### WHAT NEEDS TO BE DONE
Check each line of the listing below for the string "name", and copy the ones that have it.

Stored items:
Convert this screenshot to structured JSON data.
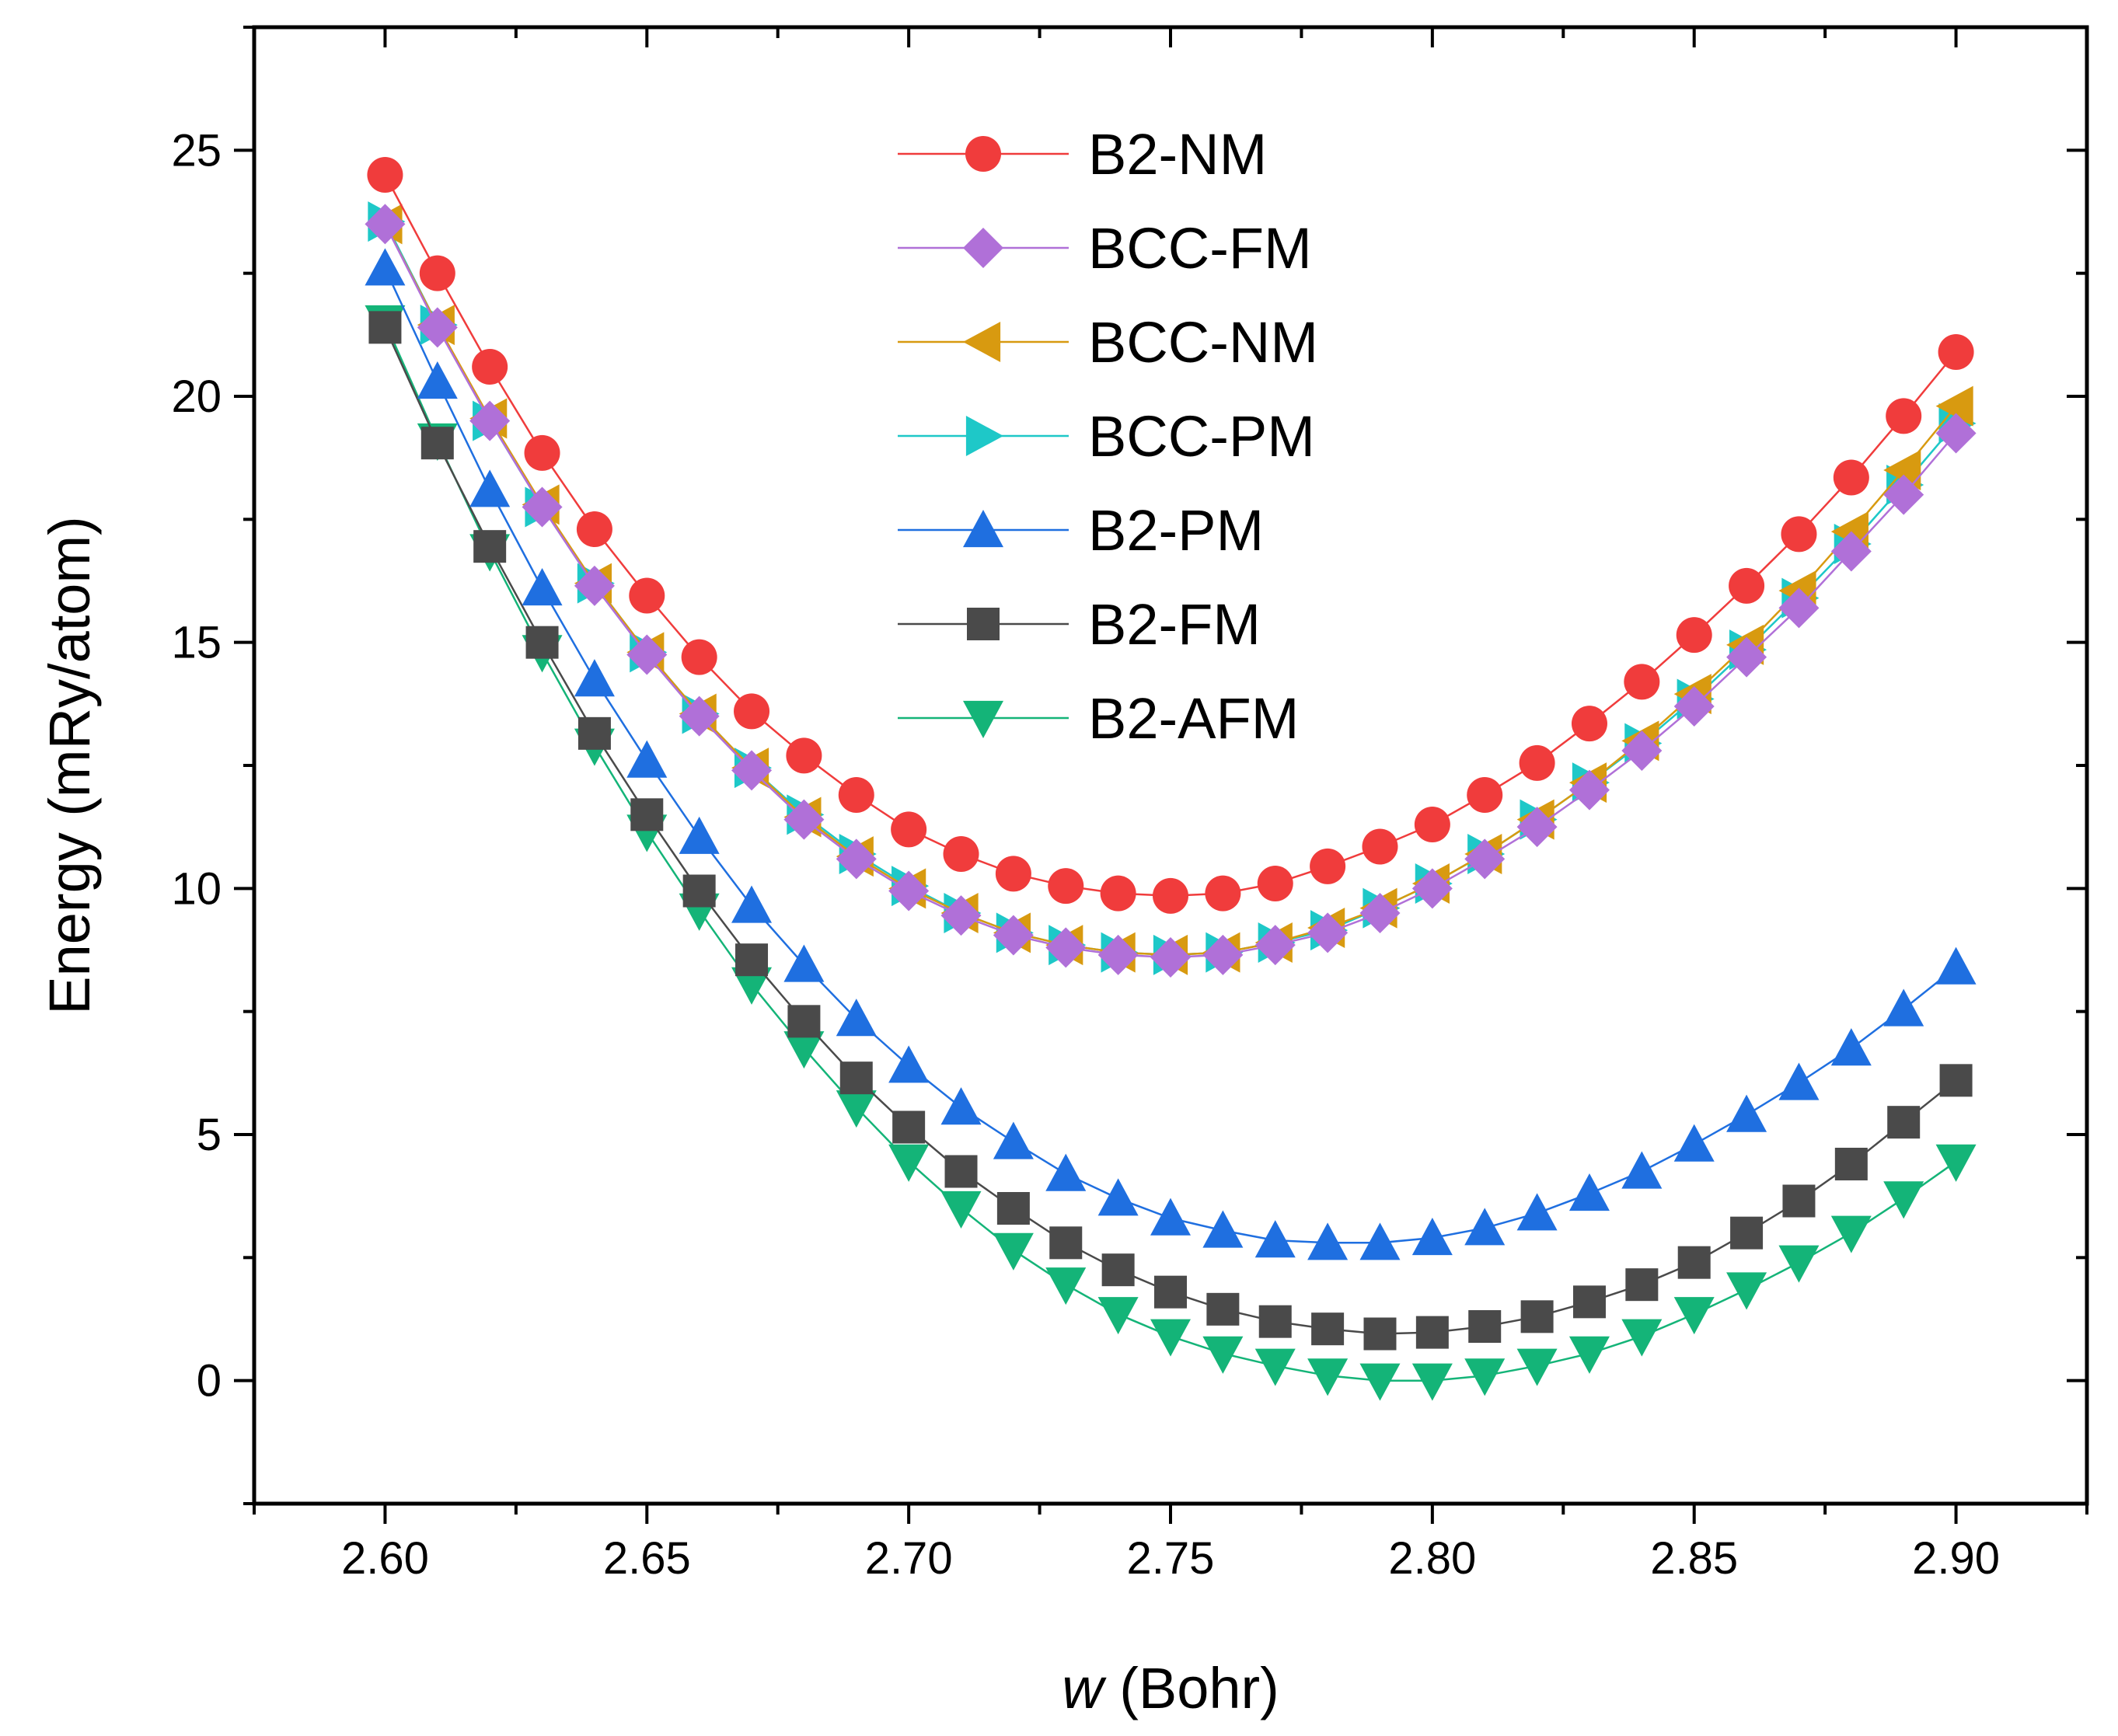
{
  "chart_data": {
    "type": "line",
    "xlabel": {
      "italic": "w",
      "rest": " (Bohr)"
    },
    "ylabel": "Energy (mRy/atom)",
    "xlim": [
      2.575,
      2.925
    ],
    "ylim": [
      -2.5,
      27.5
    ],
    "xticks": [
      "2.60",
      "2.65",
      "2.70",
      "2.75",
      "2.80",
      "2.85",
      "2.90"
    ],
    "yticks": [
      "0",
      "5",
      "10",
      "15",
      "20",
      "25"
    ],
    "grid": false,
    "legend_position": "top-center",
    "x": [
      2.6,
      2.61,
      2.62,
      2.63,
      2.64,
      2.65,
      2.66,
      2.67,
      2.68,
      2.69,
      2.7,
      2.71,
      2.72,
      2.73,
      2.74,
      2.75,
      2.76,
      2.77,
      2.78,
      2.79,
      2.8,
      2.81,
      2.82,
      2.83,
      2.84,
      2.85,
      2.86,
      2.87,
      2.88,
      2.89,
      2.9
    ],
    "series": [
      {
        "name": "B2-NM",
        "color": "#f03c3c",
        "marker": "circle",
        "values": [
          24.5,
          22.5,
          20.6,
          18.85,
          17.3,
          15.95,
          14.7,
          13.6,
          12.7,
          11.9,
          11.2,
          10.7,
          10.3,
          10.05,
          9.9,
          9.85,
          9.9,
          10.1,
          10.45,
          10.85,
          11.3,
          11.9,
          12.55,
          13.35,
          14.2,
          15.15,
          16.15,
          17.2,
          18.35,
          19.6,
          20.9
        ]
      },
      {
        "name": "BCC-FM",
        "color": "#b070d8",
        "marker": "diamond",
        "values": [
          23.5,
          21.4,
          19.5,
          17.75,
          16.15,
          14.75,
          13.5,
          12.4,
          11.4,
          10.6,
          9.95,
          9.45,
          9.05,
          8.8,
          8.65,
          8.6,
          8.65,
          8.85,
          9.1,
          9.5,
          10.0,
          10.6,
          11.25,
          12.0,
          12.8,
          13.7,
          14.7,
          15.7,
          16.85,
          18.0,
          19.25
        ]
      },
      {
        "name": "BCC-NM",
        "color": "#d89a10",
        "marker": "triangle-left",
        "values": [
          23.5,
          21.45,
          19.55,
          17.8,
          16.2,
          14.8,
          13.55,
          12.45,
          11.45,
          10.65,
          10.0,
          9.5,
          9.1,
          8.85,
          8.7,
          8.65,
          8.7,
          8.9,
          9.2,
          9.6,
          10.1,
          10.7,
          11.4,
          12.15,
          13.0,
          13.95,
          14.95,
          16.05,
          17.25,
          18.5,
          19.8
        ]
      },
      {
        "name": "BCC-PM",
        "color": "#1ec8c8",
        "marker": "triangle-right",
        "values": [
          23.55,
          21.45,
          19.5,
          17.75,
          16.2,
          14.8,
          13.55,
          12.45,
          11.5,
          10.7,
          10.05,
          9.5,
          9.1,
          8.85,
          8.7,
          8.65,
          8.7,
          8.9,
          9.15,
          9.6,
          10.1,
          10.7,
          11.4,
          12.15,
          12.95,
          13.85,
          14.85,
          15.9,
          17.0,
          18.2,
          19.45
        ]
      },
      {
        "name": "B2-PM",
        "color": "#1f6fe0",
        "marker": "triangle-up",
        "values": [
          22.6,
          20.3,
          18.1,
          16.1,
          14.25,
          12.6,
          11.05,
          9.65,
          8.45,
          7.35,
          6.4,
          5.55,
          4.85,
          4.2,
          3.7,
          3.3,
          3.05,
          2.85,
          2.8,
          2.8,
          2.9,
          3.1,
          3.4,
          3.8,
          4.25,
          4.8,
          5.4,
          6.05,
          6.75,
          7.55,
          8.4
        ]
      },
      {
        "name": "B2-FM",
        "color": "#4a4a4a",
        "marker": "square",
        "values": [
          21.4,
          19.05,
          16.95,
          15.0,
          13.15,
          11.5,
          9.95,
          8.55,
          7.3,
          6.15,
          5.15,
          4.25,
          3.5,
          2.8,
          2.25,
          1.8,
          1.45,
          1.2,
          1.05,
          0.95,
          0.98,
          1.1,
          1.3,
          1.6,
          1.95,
          2.4,
          3.0,
          3.65,
          4.4,
          5.25,
          6.1
        ]
      },
      {
        "name": "B2-AFM",
        "color": "#14b478",
        "marker": "triangle-down",
        "values": [
          21.5,
          19.1,
          16.85,
          14.8,
          12.9,
          11.15,
          9.55,
          8.05,
          6.75,
          5.55,
          4.45,
          3.5,
          2.65,
          1.95,
          1.35,
          0.9,
          0.55,
          0.3,
          0.1,
          0.0,
          0.0,
          0.1,
          0.3,
          0.55,
          0.9,
          1.35,
          1.85,
          2.4,
          3.0,
          3.7,
          4.45
        ]
      }
    ]
  }
}
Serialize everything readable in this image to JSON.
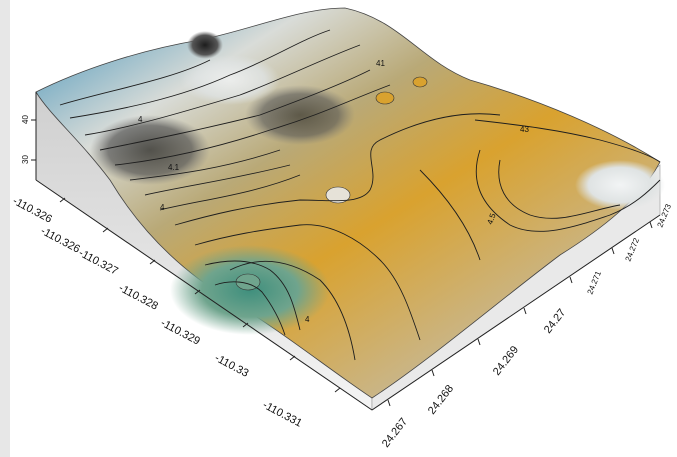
{
  "axis_lon": {
    "ticks": [
      "-110.326",
      "-110.326",
      "-110.327",
      "-110.328",
      "-110.329",
      "-110.33",
      "-110.331"
    ]
  },
  "axis_lat": {
    "ticks": [
      "24.267",
      "24.268",
      "24.269",
      "24.27",
      "24.271",
      "24.272",
      "24.273"
    ]
  },
  "axis_z": {
    "ticks": [
      "40",
      "30"
    ]
  },
  "contour_labels": [
    "41",
    "43",
    "4",
    "4.1",
    "4.5",
    "4",
    "4"
  ],
  "colors": {
    "low": "#4f9a83",
    "mid": "#d9a22f",
    "high": "#dfe6ea",
    "ridge": "#3b8fb8",
    "contour": "#1e1e1e"
  }
}
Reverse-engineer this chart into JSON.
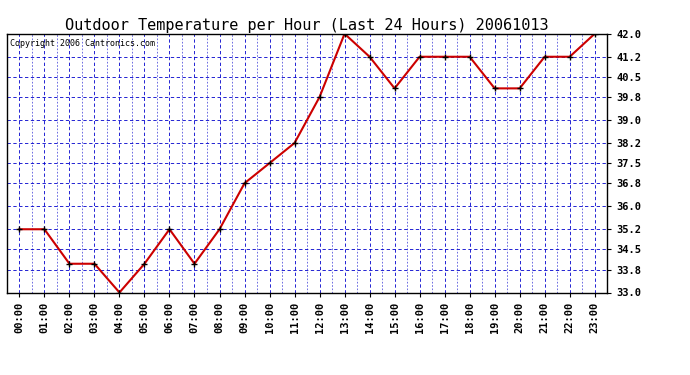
{
  "title": "Outdoor Temperature per Hour (Last 24 Hours) 20061013",
  "copyright": "Copyright 2006 Cantronics.com",
  "hours": [
    "00:00",
    "01:00",
    "02:00",
    "03:00",
    "04:00",
    "05:00",
    "06:00",
    "07:00",
    "08:00",
    "09:00",
    "10:00",
    "11:00",
    "12:00",
    "13:00",
    "14:00",
    "15:00",
    "16:00",
    "17:00",
    "18:00",
    "19:00",
    "20:00",
    "21:00",
    "22:00",
    "23:00"
  ],
  "temperatures": [
    35.2,
    35.2,
    34.0,
    34.0,
    33.0,
    34.0,
    35.2,
    34.0,
    35.2,
    36.8,
    37.5,
    38.2,
    39.8,
    42.0,
    41.2,
    40.1,
    41.2,
    41.2,
    41.2,
    40.1,
    40.1,
    41.2,
    41.2,
    42.0
  ],
  "ylim_min": 33.0,
  "ylim_max": 42.0,
  "yticks": [
    33.0,
    33.8,
    34.5,
    35.2,
    36.0,
    36.8,
    37.5,
    38.2,
    39.0,
    39.8,
    40.5,
    41.2,
    42.0
  ],
  "line_color": "#cc0000",
  "marker_color": "#000000",
  "grid_color": "#0000cc",
  "bg_color": "#ffffff",
  "plot_bg_color": "#ffffff",
  "title_fontsize": 11,
  "copyright_fontsize": 6,
  "tick_fontsize": 7.5,
  "fig_width": 6.9,
  "fig_height": 3.75
}
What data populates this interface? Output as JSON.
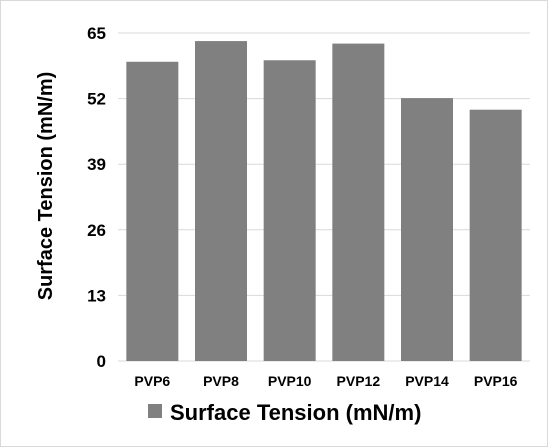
{
  "chart_data": {
    "type": "bar",
    "categories": [
      "PVP6",
      "PVP8",
      "PVP10",
      "PVP12",
      "PVP14",
      "PVP16"
    ],
    "series": [
      {
        "name": "Surface Tension (mN/m)",
        "values": [
          59.3,
          63.4,
          59.6,
          62.9,
          52.1,
          49.8
        ],
        "color": "#808080"
      }
    ],
    "ylabel": "Surface Tension (mN/m)",
    "xlabel": "",
    "ylim": [
      0,
      65
    ],
    "yticks": [
      "0",
      "13",
      "26",
      "39",
      "52",
      "65"
    ],
    "grid": true,
    "legend": "bottom"
  }
}
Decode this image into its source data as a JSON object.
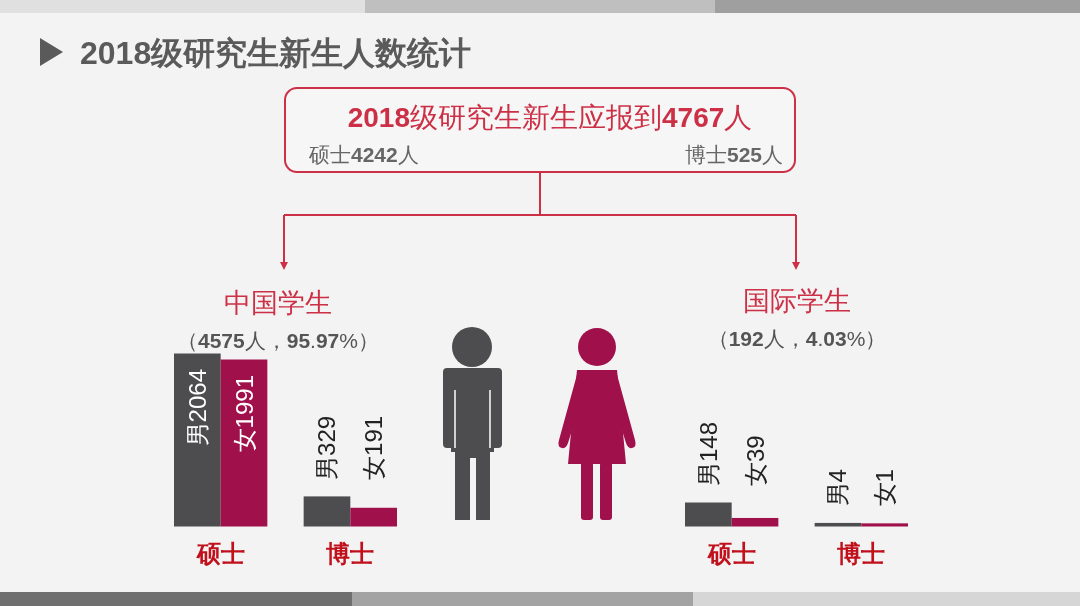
{
  "chart_data": [
    {
      "type": "other",
      "title": "2018级研究生新生人数统计",
      "annotations": [
        "2018级研究生新生应报到4767人",
        "硕士4242人",
        "博士525人"
      ]
    },
    {
      "type": "bar",
      "title": "中国学生",
      "subtitle": "（4575人，95.97%）",
      "categories": [
        "硕士",
        "博士"
      ],
      "series": [
        {
          "color": "#4d4d4f",
          "values": [
            2064,
            329
          ],
          "value_labels": [
            "男2064",
            "男329"
          ]
        },
        {
          "color": "#a0114c",
          "values": [
            1991,
            191
          ],
          "value_labels": [
            "女1991",
            "女191"
          ]
        }
      ]
    },
    {
      "type": "bar",
      "title": "国际学生",
      "subtitle": "（192人，4.03%）",
      "categories": [
        "硕士",
        "博士"
      ],
      "series": [
        {
          "color": "#4d4d4f",
          "values": [
            148,
            4
          ],
          "value_labels": [
            "男148",
            "男4"
          ]
        },
        {
          "color": "#a0114c",
          "values": [
            39,
            1
          ],
          "value_labels": [
            "女39",
            "女1"
          ]
        }
      ]
    }
  ]
}
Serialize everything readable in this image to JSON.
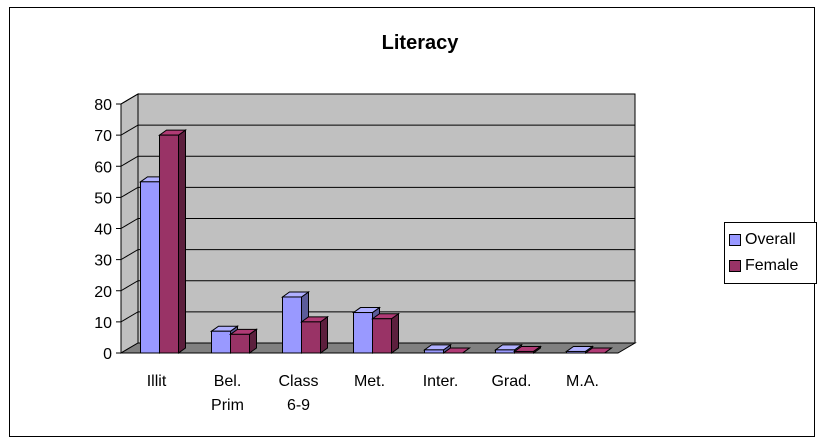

### RESPONSE TO THIS EXERCISE
        "name": "B2-NM",
        "name": "BCC-FM",
        "name": "BCC-NM",
        "name": "BCC-PM",
        "name": "B2-PM",
        "name": "B2-FM",
        "name": "B2-AFM",
        "name": "Surface Tension (mN/m)",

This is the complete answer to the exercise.